++++ Supplied material ++++
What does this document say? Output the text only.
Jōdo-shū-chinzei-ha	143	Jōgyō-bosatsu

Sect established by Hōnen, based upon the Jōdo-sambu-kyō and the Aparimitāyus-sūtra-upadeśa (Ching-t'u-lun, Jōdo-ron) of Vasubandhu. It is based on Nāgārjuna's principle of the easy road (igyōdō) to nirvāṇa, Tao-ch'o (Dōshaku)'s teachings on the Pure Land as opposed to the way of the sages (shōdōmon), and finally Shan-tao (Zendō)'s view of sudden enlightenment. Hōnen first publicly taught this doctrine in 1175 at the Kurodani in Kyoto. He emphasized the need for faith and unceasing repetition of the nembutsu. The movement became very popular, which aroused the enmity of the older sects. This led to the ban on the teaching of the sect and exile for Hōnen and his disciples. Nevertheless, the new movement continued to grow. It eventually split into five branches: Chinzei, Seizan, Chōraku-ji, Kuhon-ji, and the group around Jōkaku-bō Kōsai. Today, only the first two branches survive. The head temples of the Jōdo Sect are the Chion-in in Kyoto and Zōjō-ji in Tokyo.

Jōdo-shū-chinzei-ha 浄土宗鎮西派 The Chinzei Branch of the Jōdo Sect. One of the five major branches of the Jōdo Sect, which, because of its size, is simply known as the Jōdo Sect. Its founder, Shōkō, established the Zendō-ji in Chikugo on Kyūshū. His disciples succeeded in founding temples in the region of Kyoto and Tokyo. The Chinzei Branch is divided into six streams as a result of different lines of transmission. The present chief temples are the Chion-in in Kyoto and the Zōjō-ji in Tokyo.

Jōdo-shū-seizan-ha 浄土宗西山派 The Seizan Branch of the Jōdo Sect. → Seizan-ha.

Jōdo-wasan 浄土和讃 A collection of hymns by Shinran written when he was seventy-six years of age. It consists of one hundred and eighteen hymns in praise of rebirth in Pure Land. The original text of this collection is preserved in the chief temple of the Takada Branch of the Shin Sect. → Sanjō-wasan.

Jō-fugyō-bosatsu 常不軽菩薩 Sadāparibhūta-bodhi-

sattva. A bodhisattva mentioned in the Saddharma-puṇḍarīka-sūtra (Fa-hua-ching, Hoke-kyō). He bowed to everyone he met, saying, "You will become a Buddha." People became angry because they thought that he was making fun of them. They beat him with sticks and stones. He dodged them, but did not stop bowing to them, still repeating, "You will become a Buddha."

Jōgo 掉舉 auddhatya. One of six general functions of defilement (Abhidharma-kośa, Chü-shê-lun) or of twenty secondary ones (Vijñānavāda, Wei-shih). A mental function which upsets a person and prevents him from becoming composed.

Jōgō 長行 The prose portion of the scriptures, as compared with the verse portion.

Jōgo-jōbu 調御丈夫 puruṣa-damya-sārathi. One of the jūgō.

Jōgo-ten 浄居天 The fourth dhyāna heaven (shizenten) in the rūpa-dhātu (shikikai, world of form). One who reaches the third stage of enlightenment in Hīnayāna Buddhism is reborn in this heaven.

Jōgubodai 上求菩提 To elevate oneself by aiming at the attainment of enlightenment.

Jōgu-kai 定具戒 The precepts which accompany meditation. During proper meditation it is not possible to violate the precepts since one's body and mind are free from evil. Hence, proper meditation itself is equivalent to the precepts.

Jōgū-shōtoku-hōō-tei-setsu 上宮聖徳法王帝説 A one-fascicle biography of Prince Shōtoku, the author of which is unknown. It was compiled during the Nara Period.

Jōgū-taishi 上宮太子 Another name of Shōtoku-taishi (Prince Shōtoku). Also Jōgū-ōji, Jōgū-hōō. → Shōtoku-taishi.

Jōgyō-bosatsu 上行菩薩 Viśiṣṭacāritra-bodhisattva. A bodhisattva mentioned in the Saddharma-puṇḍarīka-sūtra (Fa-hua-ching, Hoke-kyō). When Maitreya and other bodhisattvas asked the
++++
**Task goal**
Give the listing again, word for word.

**Completed task**
What does this document say? Output the text only.
Jōdo-shū-chinzei-ha	143	Jōgyō-bosatsu

Sect established by Hōnen, based upon the Jōdo-sambu-kyō and the Aparimitāyus-sūtra-upadeśa (Ching-t'u-lun, Jōdo-ron) of Vasubandhu. It is based on Nāgārjuna's principle of the easy road (igyōdō) to nirvāṇa, Tao-ch'o (Dōshaku)'s teachings on the Pure Land as opposed to the way of the sages (shōdōmon), and finally Shan-tao (Zendō)'s view of sudden enlightenment. Hōnen first publicly taught this doctrine in 1175 at the Kurodani in Kyoto. He emphasized the need for faith and unceasing repetition of the nembutsu. The movement became very popular, which aroused the enmity of the older sects. This led to the ban on the teaching of the sect and exile for Hōnen and his disciples. Nevertheless, the new movement continued to grow. It eventually split into five branches: Chinzei, Seizan, Chōraku-ji, Kuhon-ji, and the group around Jōkaku-bō Kōsai. Today, only the first two branches survive. The head temples of the Jōdo Sect are the Chion-in in Kyoto and Zōjō-ji in Tokyo.

Jōdo-shū-chinzei-ha 浄土宗鎮西派 The Chinzei Branch of the Jōdo Sect. One of the five major branches of the Jōdo Sect, which, because of its size, is simply known as the Jōdo Sect. Its founder, Shōkō, established the Zendō-ji in Chikugo on Kyūshū. His disciples succeeded in founding temples in the region of Kyoto and Tokyo. The Chinzei Branch is divided into six streams as a result of different lines of transmission. The present chief temples are the Chion-in in Kyoto and the Zōjō-ji in Tokyo.

Jōdo-shū-seizan-ha 浄土宗西山派 The Seizan Branch of the Jōdo Sect. → Seizan-ha.

Jōdo-wasan 浄土和讃 A collection of hymns by Shinran written when he was seventy-six years of age. It consists of one hundred and eighteen hymns in praise of rebirth in Pure Land. The original text of this collection is preserved in the chief temple of the Takada Branch of the Shin Sect. → Sanjō-wasan.

Jō-fugyō-bosatsu 常不軽菩薩 Sadāparibhūta-bodhi-

sattva. A bodhisattva mentioned in the Saddharma-puṇḍarīka-sūtra (Fa-hua-ching, Hoke-kyō). He bowed to everyone he met, saying, "You will become a Buddha." People became angry because they thought that he was making fun of them. They beat him with sticks and stones. He dodged them, but did not stop bowing to them, still repeating, "You will become a Buddha."

Jōgo 掉舉 auddhatya. One of six general functions of defilement (Abhidharma-kośa, Chü-shê-lun) or of twenty secondary ones (Vijñānavāda, Wei-shih). A mental function which upsets a person and prevents him from becoming composed.

Jōgō 長行 The prose portion of the scriptures, as compared with the verse portion.

Jōgo-jōbu 調御丈夫 puruṣa-damya-sārathi. One of the jūgō.

Jōgo-ten 浄居天 The fourth dhyāna heaven (shizenten) in the rūpa-dhātu (shikikai, world of form). One who reaches the third stage of enlightenment in Hīnayāna Buddhism is reborn in this heaven.

Jōgubodai 上求菩提 To elevate oneself by aiming at the attainment of enlightenment.

Jōgu-kai 定具戒 The precepts which accompany meditation. During proper meditation it is not possible to violate the precepts since one's body and mind are free from evil. Hence, proper meditation itself is equivalent to the precepts.

Jōgū-shōtoku-hōō-tei-setsu 上宮聖徳法王帝説 A one-fascicle biography of Prince Shōtoku, the author of which is unknown. It was compiled during the Nara Period.

Jōgū-taishi 上宮太子 Another name of Shōtoku-taishi (Prince Shōtoku). Also Jōgū-ōji, Jōgū-hōō. → Shōtoku-taishi.

Jōgyō-bosatsu 上行菩薩 Viśiṣṭacāritra-bodhisattva. A bodhisattva mentioned in the Saddharma-puṇḍarīka-sūtra (Fa-hua-ching, Hoke-kyō). When Maitreya and other bodhisattvas asked the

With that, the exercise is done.